§ **EXERCISE DETAILS**
Every line of the data that contains the string "header" must be copied.
[WORKING DATA Boundary: Start]
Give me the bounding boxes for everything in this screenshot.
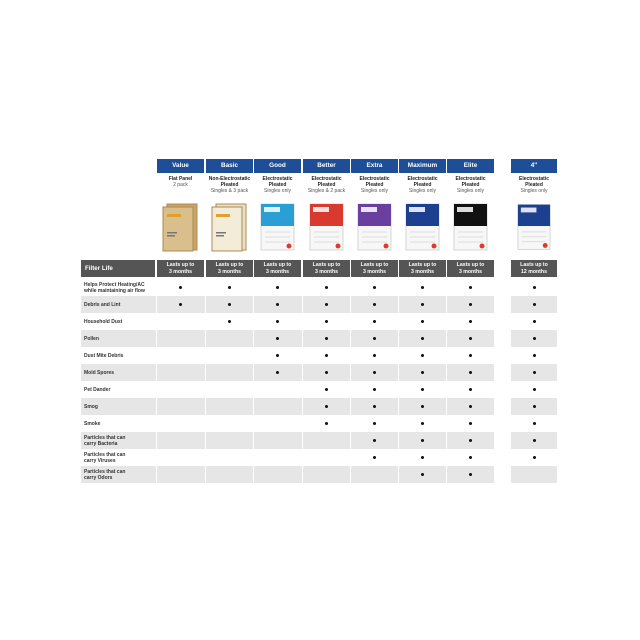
filter-life-line: 12 months (521, 268, 547, 275)
tier-type-line2: Pleated (220, 182, 239, 189)
filter-life-value (303, 260, 350, 277)
filter-life-text (409, 262, 437, 275)
check-dot (276, 337, 279, 340)
check-dot (276, 371, 279, 374)
check-dot (421, 303, 424, 306)
check-dot (276, 286, 279, 289)
column-separator (446, 279, 447, 483)
filter-product-image (162, 202, 199, 252)
check-dot (373, 337, 376, 340)
filter-life-line: 3 months (265, 268, 290, 275)
filter-life-line: Lasts up to (312, 262, 341, 269)
feature-label-text (84, 336, 99, 342)
tier-header: Elite (447, 159, 494, 173)
filter-life-text (264, 262, 292, 275)
check-dot (325, 320, 328, 323)
tier-type-line1: Electrostatic (407, 176, 438, 182)
filter-life-line: Lasts up to (263, 262, 292, 269)
tier-description (511, 176, 557, 195)
feature-label-text (84, 452, 125, 464)
filter-life-line: 3 months (168, 268, 193, 275)
check-dot (276, 354, 279, 357)
feature-label-line: Debris and Lint (84, 301, 121, 308)
feature-label-line: while maintaining air flow (84, 287, 145, 294)
feature-label-text (84, 421, 100, 427)
tier-type-line2: Pleated (317, 182, 336, 189)
check-dot (276, 303, 279, 306)
filter-life-line: Lasts up to (166, 262, 195, 269)
check-dot (469, 439, 472, 442)
tier-pack: Singles only (457, 188, 484, 195)
tier-header: Better (303, 159, 350, 173)
feature-label-line: Particles that can (84, 434, 126, 441)
check-dot (373, 456, 376, 459)
filter-life-line: Lasts up to (360, 262, 389, 269)
tier-header: Extra (351, 159, 398, 173)
check-dot (325, 422, 328, 425)
check-dot (325, 286, 328, 289)
filter-life-line: Lasts up to (408, 262, 437, 269)
check-dot (533, 286, 536, 289)
check-dot (325, 388, 328, 391)
filter-life-value (399, 260, 446, 277)
tier-pack: Singles only (361, 188, 388, 195)
tier-header: Good (254, 159, 301, 173)
check-dot (421, 456, 424, 459)
check-dot (179, 303, 182, 306)
tier-pack: Singles & 2 pack (307, 188, 346, 195)
feature-label-line: carry Viruses (84, 457, 116, 464)
filter-life-value (511, 260, 557, 277)
check-dot (533, 337, 536, 340)
filter-life-line: 3 months (314, 268, 339, 275)
check-dot (421, 337, 424, 340)
tier-type-line1: Electrostatic (311, 176, 342, 182)
feature-label-line: Pollen (84, 335, 100, 342)
tier-type-line2: Pleated (525, 182, 543, 189)
filter-life-line: 3 months (217, 268, 242, 275)
check-dot (533, 371, 536, 374)
check-dot (276, 320, 279, 323)
feature-label (84, 381, 156, 398)
filter-product-image (404, 202, 441, 252)
check-dot (533, 439, 536, 442)
tier-header: 4" (511, 159, 557, 173)
feature-label-line: Mold Spores (84, 369, 115, 376)
feature-label-text (84, 302, 120, 308)
check-dot (373, 405, 376, 408)
feature-label-line: Particles that can (84, 468, 126, 475)
feature-label-line: Household Dust (84, 318, 123, 325)
check-dot (469, 388, 472, 391)
filter-life-line: Lasts up to (520, 262, 548, 269)
tier-description (447, 176, 494, 195)
check-dot (469, 422, 472, 425)
filter-life-text (167, 262, 195, 275)
column-separator (350, 279, 351, 483)
check-dot (179, 286, 182, 289)
filter-product-image (259, 202, 296, 252)
check-dot (325, 354, 328, 357)
check-dot (421, 439, 424, 442)
check-dot (421, 473, 424, 476)
feature-label (84, 347, 156, 364)
tier-description (399, 176, 446, 195)
check-dot (373, 354, 376, 357)
feature-label-line: carry Odors (84, 474, 113, 481)
tier-header: Maximum (399, 159, 446, 173)
tier-header: Value (157, 159, 204, 173)
column-separator (398, 279, 399, 483)
filter-life-line: Lasts up to (456, 262, 485, 269)
tier-type-line1: Electrostatic (518, 176, 549, 182)
check-dot (325, 371, 328, 374)
feature-label-text (84, 319, 122, 325)
tier-pack: Singles only (264, 188, 291, 195)
filter-product-image (516, 202, 552, 252)
tier-type-line2: Pleated (365, 182, 384, 189)
feature-label-text (84, 370, 114, 376)
check-dot (533, 405, 536, 408)
check-dot (533, 303, 536, 306)
check-dot (469, 354, 472, 357)
tier-header: Basic (206, 159, 253, 173)
filter-life-text (216, 262, 244, 275)
check-dot (421, 320, 424, 323)
tier-description (303, 176, 350, 195)
feature-label-line: carry Bacteria (84, 440, 118, 447)
check-dot (373, 286, 376, 289)
check-dot (533, 320, 536, 323)
filter-life-line: Lasts up to (215, 262, 244, 269)
check-dot (533, 422, 536, 425)
check-dot (421, 388, 424, 391)
feature-label-text (84, 353, 123, 359)
tier-description (254, 176, 301, 195)
feature-label-text (84, 387, 110, 393)
check-dot (325, 303, 328, 306)
tier-type-line1: Electrostatic (359, 176, 390, 182)
tier-type-line2: Pleated (268, 182, 287, 189)
check-dot (469, 337, 472, 340)
column-separator (156, 279, 157, 483)
feature-label (84, 364, 156, 381)
filter-product-image (211, 202, 248, 252)
feature-label-text (84, 404, 98, 410)
feature-label-text (84, 435, 125, 447)
filter-life-value (206, 260, 253, 277)
check-dot (469, 286, 472, 289)
feature-label (84, 330, 156, 347)
feature-label-line: Helps Protect Heating/AC (84, 281, 145, 288)
filter-life-line: 3 months (362, 268, 387, 275)
check-dot (373, 422, 376, 425)
check-dot (373, 303, 376, 306)
check-dot (325, 405, 328, 408)
feature-label-line: Particles that can (84, 451, 126, 458)
check-dot (228, 320, 231, 323)
check-dot (533, 354, 536, 357)
check-dot (421, 354, 424, 357)
filter-life-text (520, 262, 548, 275)
check-dot (325, 337, 328, 340)
check-dot (228, 286, 231, 289)
feature-label-text (84, 469, 125, 481)
tier-type-line1: Electrostatic (262, 176, 293, 182)
column-separator (302, 279, 303, 483)
tier-type-line2: Pleated (461, 182, 480, 189)
check-dot (421, 405, 424, 408)
check-dot (469, 371, 472, 374)
filter-life-value (351, 260, 398, 277)
filter-life-value (254, 260, 301, 277)
check-dot (421, 422, 424, 425)
feature-label (84, 449, 156, 466)
check-dot (228, 303, 231, 306)
filter-life-line: 3 months (458, 268, 483, 275)
check-dot (533, 388, 536, 391)
row-shade (511, 466, 557, 483)
column-separator (253, 279, 254, 483)
feature-label (84, 466, 156, 483)
tier-type-line1: Flat Panel (168, 176, 193, 182)
feature-label-line: Dust Mite Debris (84, 352, 124, 359)
filter-product-image (452, 202, 489, 252)
feature-label-text (84, 282, 145, 294)
filter-life-text (457, 262, 485, 275)
tier-description (351, 176, 398, 195)
feature-label (84, 279, 156, 296)
check-dot (421, 371, 424, 374)
feature-label (84, 432, 156, 449)
tier-type-line1: Non-Electrostatic (208, 176, 251, 182)
filter-product-image (308, 202, 345, 252)
tier-type-line2: Pleated (413, 182, 432, 189)
feature-label-line: Pet Dander (84, 386, 111, 393)
feature-label (84, 398, 156, 415)
check-dot (421, 286, 424, 289)
tier-pack: 2 pack (173, 182, 188, 189)
check-dot (533, 456, 536, 459)
feature-label (84, 313, 156, 330)
filter-product-image (356, 202, 393, 252)
tier-description (206, 176, 253, 195)
filter-life-value (157, 260, 204, 277)
tier-type-line1: Electrostatic (455, 176, 486, 182)
tier-description (157, 176, 204, 188)
check-dot (469, 405, 472, 408)
check-dot (373, 320, 376, 323)
check-dot (469, 320, 472, 323)
tier-pack: Singles only (520, 188, 548, 195)
feature-label (84, 415, 156, 432)
check-dot (373, 439, 376, 442)
tier-pack: Singles only (409, 188, 436, 195)
filter-life-label: Filter Life (81, 260, 155, 277)
filter-life-text (313, 262, 341, 275)
column-separator (510, 279, 511, 483)
filter-life-value (447, 260, 494, 277)
column-separator (205, 279, 206, 483)
feature-label-line: Smoke (84, 420, 101, 427)
tier-pack: Singles & 3 pack (210, 188, 249, 195)
check-dot (469, 303, 472, 306)
feature-label (84, 296, 156, 313)
check-dot (373, 371, 376, 374)
check-dot (373, 388, 376, 391)
feature-label-line: Smog (84, 403, 98, 410)
check-dot (469, 473, 472, 476)
check-dot (469, 456, 472, 459)
filter-life-text (361, 262, 389, 275)
filter-life-line: 3 months (410, 268, 435, 275)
[WORKING DATA Boundary: End]
§ **RESULT FOR THIS TASK**
tier-header: Elite (447, 159, 494, 173)
tier-header: Better (303, 159, 350, 173)
tier-header: Extra (351, 159, 398, 173)
tier-header: Good (254, 159, 301, 173)
tier-header: 4" (511, 159, 557, 173)
tier-header: Maximum (399, 159, 446, 173)
tier-header: Value (157, 159, 204, 173)
tier-header: Basic (206, 159, 253, 173)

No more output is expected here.